EXERCISE DETAILS: Copy the records below exactly as they are written.
Start of MATERIALS PROVIDED
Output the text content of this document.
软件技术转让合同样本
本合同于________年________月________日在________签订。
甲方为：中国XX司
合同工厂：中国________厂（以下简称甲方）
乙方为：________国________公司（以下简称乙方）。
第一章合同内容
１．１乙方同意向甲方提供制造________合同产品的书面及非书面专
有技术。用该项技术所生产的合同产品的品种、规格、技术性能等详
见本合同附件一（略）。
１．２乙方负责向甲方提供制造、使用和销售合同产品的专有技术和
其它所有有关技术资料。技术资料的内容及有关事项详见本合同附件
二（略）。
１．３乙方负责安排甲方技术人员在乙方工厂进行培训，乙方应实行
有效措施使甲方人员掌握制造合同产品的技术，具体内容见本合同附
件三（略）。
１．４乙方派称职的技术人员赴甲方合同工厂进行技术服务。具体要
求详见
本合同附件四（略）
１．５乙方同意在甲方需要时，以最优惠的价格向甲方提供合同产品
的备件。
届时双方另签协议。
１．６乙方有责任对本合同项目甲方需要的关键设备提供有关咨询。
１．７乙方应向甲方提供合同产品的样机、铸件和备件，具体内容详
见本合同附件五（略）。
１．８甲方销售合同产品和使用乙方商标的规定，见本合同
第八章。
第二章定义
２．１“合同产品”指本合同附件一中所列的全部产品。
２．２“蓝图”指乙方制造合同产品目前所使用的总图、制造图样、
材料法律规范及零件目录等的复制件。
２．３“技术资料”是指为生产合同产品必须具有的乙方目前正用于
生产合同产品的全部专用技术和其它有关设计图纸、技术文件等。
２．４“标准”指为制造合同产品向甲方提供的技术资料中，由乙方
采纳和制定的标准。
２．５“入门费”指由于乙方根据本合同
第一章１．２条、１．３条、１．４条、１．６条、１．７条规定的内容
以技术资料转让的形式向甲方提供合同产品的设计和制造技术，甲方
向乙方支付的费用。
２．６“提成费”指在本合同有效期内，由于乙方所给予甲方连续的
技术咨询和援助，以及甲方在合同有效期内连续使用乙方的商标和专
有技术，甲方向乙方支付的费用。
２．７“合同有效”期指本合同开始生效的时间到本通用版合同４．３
End of MATERIALS PROVIDED
REPLY:
Output the text content of this document.
软件技术转让合同样本
本合同于________年________月________日在________签订。
甲方为：中国XX司
合同工厂：中国________厂（以下简称甲方）
乙方为：________国________公司（以下简称乙方）。
第一章合同内容
１．１乙方同意向甲方提供制造________合同产品的书面及非书面专
有技术。用该项技术所生产的合同产品的品种、规格、技术性能等详
见本合同附件一（略）。
１．２乙方负责向甲方提供制造、使用和销售合同产品的专有技术和
其它所有有关技术资料。技术资料的内容及有关事项详见本合同附件
二（略）。
１．３乙方负责安排甲方技术人员在乙方工厂进行培训，乙方应实行
有效措施使甲方人员掌握制造合同产品的技术，具体内容见本合同附
件三（略）。
１．４乙方派称职的技术人员赴甲方合同工厂进行技术服务。具体要
求详见
本合同附件四（略）
１．５乙方同意在甲方需要时，以最优惠的价格向甲方提供合同产品
的备件。
届时双方另签协议。
１．６乙方有责任对本合同项目甲方需要的关键设备提供有关咨询。
１．７乙方应向甲方提供合同产品的样机、铸件和备件，具体内容详
见本合同附件五（略）。
１．８甲方销售合同产品和使用乙方商标的规定，见本合同
第八章。
第二章定义
２．１“合同产品”指本合同附件一中所列的全部产品。
２．２“蓝图”指乙方制造合同产品目前所使用的总图、制造图样、
材料法律规范及零件目录等的复制件。
２．３“技术资料”是指为生产合同产品必须具有的乙方目前正用于
生产合同产品的全部专用技术和其它有关设计图纸、技术文件等。
２．４“标准”指为制造合同产品向甲方提供的技术资料中，由乙方
采纳和制定的标准。
２．５“入门费”指由于乙方根据本合同
第一章１．２条、１．３条、１．４条、１．６条、１．７条规定的内容
以技术资料转让的形式向甲方提供合同产品的设计和制造技术，甲方
向乙方支付的费用。
２．６“提成费”指在本合同有效期内，由于乙方所给予甲方连续的
技术咨询和援助，以及甲方在合同有效期内连续使用乙方的商标和专
有技术，甲方向乙方支付的费用。
２．７“合同有效”期指本合同开始生效的时间到本通用版合同４．３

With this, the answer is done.